◆ TASK GOAL
Duplicate every line of the items that follow, word for word, with nothing changed.

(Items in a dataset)
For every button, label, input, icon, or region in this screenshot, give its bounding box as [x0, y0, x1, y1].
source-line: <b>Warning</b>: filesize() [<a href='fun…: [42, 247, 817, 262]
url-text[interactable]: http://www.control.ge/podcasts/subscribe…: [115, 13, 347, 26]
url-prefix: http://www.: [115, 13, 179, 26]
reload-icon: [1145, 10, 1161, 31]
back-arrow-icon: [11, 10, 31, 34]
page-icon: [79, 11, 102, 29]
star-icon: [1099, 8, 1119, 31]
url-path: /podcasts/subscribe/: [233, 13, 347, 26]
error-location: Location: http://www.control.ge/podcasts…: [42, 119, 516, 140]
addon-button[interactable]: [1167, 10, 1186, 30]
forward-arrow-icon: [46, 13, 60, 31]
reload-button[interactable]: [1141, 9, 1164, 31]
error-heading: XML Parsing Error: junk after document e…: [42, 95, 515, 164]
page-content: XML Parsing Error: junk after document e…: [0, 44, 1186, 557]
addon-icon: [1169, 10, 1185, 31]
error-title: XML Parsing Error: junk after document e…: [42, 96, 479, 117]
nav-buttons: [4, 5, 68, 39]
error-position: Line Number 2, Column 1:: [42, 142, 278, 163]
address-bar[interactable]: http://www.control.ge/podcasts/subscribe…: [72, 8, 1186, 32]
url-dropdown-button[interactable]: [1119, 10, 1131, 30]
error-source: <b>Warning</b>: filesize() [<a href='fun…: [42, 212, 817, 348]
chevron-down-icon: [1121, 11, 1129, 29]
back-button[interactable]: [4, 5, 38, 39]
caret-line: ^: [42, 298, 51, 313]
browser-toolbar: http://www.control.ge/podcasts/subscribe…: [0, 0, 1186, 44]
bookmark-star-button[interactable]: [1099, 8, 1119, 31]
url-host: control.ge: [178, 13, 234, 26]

◆ RESULT BELOW
For every button, label, input, icon, or region in this screenshot, give its bounding box as [x0, y0, x1, y1].
source-line: <b>Warning</b>: filesize() [<a href='fun…: [42, 247, 817, 262]
url-text[interactable]: http://www.control.ge/podcasts/subscribe…: [115, 13, 347, 26]
url-prefix: http://www.: [115, 13, 179, 26]
reload-icon: [1145, 10, 1161, 31]
back-arrow-icon: [11, 10, 31, 34]
page-icon: [79, 11, 102, 29]
star-icon: [1099, 8, 1119, 31]
url-path: /podcasts/subscribe/: [233, 13, 347, 26]
error-location: Location: http://www.control.ge/podcasts…: [42, 119, 516, 140]
addon-button[interactable]: [1167, 10, 1186, 30]
forward-arrow-icon: [46, 13, 60, 31]
reload-button[interactable]: [1141, 9, 1164, 31]
error-heading: XML Parsing Error: junk after document e…: [42, 95, 515, 164]
page-content: XML Parsing Error: junk after document e…: [0, 44, 1186, 557]
addon-icon: [1169, 10, 1185, 31]
error-title: XML Parsing Error: junk after document e…: [42, 96, 479, 117]
nav-buttons: [4, 5, 68, 39]
error-position: Line Number 2, Column 1:: [42, 142, 278, 163]
address-bar[interactable]: http://www.control.ge/podcasts/subscribe…: [72, 8, 1186, 32]
url-dropdown-button[interactable]: [1119, 10, 1131, 30]
error-source: <b>Warning</b>: filesize() [<a href='fun…: [42, 212, 817, 348]
chevron-down-icon: [1121, 11, 1129, 29]
back-button[interactable]: [4, 5, 38, 39]
caret-line: ^: [42, 298, 51, 313]
browser-toolbar: http://www.control.ge/podcasts/subscribe…: [0, 0, 1186, 44]
bookmark-star-button[interactable]: [1099, 8, 1119, 31]
url-host: control.ge: [178, 13, 234, 26]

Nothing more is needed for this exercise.